PROBLEM STATEMENT ->
Gather all lines with the word "matchpartiet" in them.

*** RECORDS FOR THIS TASK ***

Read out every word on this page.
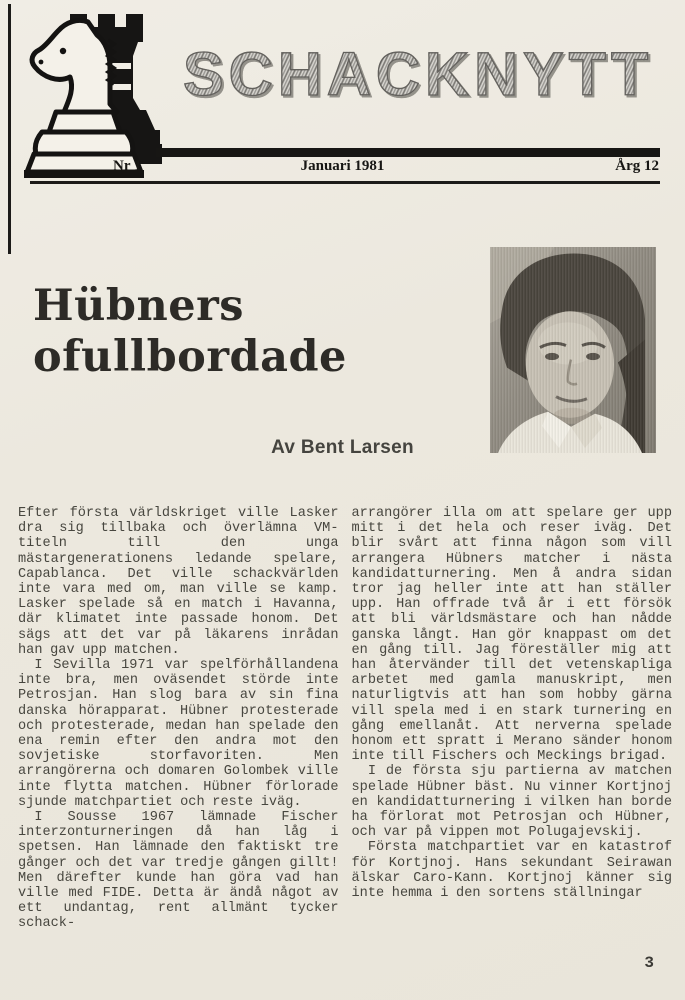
SCHACKNYTT
Nr 1	Januari 1981	Årg 12
Hübners
ofullbordade
Av Bent Larsen

Efter första världskriget ville Lasker dra sig tillbaka och överlämna VM-titeln till den unga mästargenerationens ledande spelare, Capablanca. Det ville schackvärlden inte vara med om, man ville se kamp. Lasker spelade så en match i Havanna, där klimatet inte passade honom. Det sägs att det var på läkarens inrådan han gav upp matchen.

I Sevilla 1971 var spelförhållandena inte bra, men oväsendet störde inte Petrosjan. Han slog bara av sin fina danska hörapparat. Hübner protesterade och protesterade, medan han spelade den ena remin efter den andra mot den sovjetiske storfavoriten. Men arrangörerna och domaren Golombek ville inte flytta matchen. Hübner förlorade sjunde matchpartiet och reste iväg.

I Sousse 1967 lämnade Fischer interzonturneringen då han låg i spetsen. Han lämnade den faktiskt tre gånger och det var tredje gången gillt! Men därefter kunde han göra vad han ville med FIDE. Detta är ändå något av ett undantag, rent allmänt tycker schack-

arrangörer illa om att spelare ger upp mitt i det hela och reser iväg. Det blir svårt att finna någon som vill arrangera Hübners matcher i nästa kandidatturnering. Men å andra sidan tror jag heller inte att han ställer upp. Han offrade två år i ett försök att bli världsmästare och han nådde ganska långt. Han gör knappast om det en gång till. Jag föreställer mig att han återvänder till det vetenskapliga arbetet med gamla manuskript, men naturligtvis att han som hobby gärna vill spela med i en stark turnering en gång emellanåt. Att nerverna spelade honom ett spratt i Merano sänder honom inte till Fischers och Meckings brigad.

I de första sju partierna av matchen spelade Hübner bäst. Nu vinner Kortjnoj en kandidatturnering i vilken han borde ha förlorat mot Petrosjan och Hübner, och var på vippen mot Polugajevskij.

Första matchpartiet var en katastrof för Kortjnoj. Hans sekundant Seirawan älskar Caro-Kann. Kortjnoj känner sig inte hemma i den sortens ställningar

3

***

THE COMPLETED TASK ->
I Sevilla 1971 var spelförhållandena inte bra, men oväsendet störde inte Petrosjan. Han slog bara av sin fina danska hörapparat. Hübner protesterade och protesterade, medan han spelade den ena remin efter den andra mot den sovjetiske storfavoriten. Men arrangörerna och domaren Golombek ville inte flytta matchen. Hübner förlorade sjunde matchpartiet och reste iväg.
Första matchpartiet var en katastrof för Kortjnoj. Hans sekundant Seirawan älskar Caro-Kann. Kortjnoj känner sig inte hemma i den sortens ställningar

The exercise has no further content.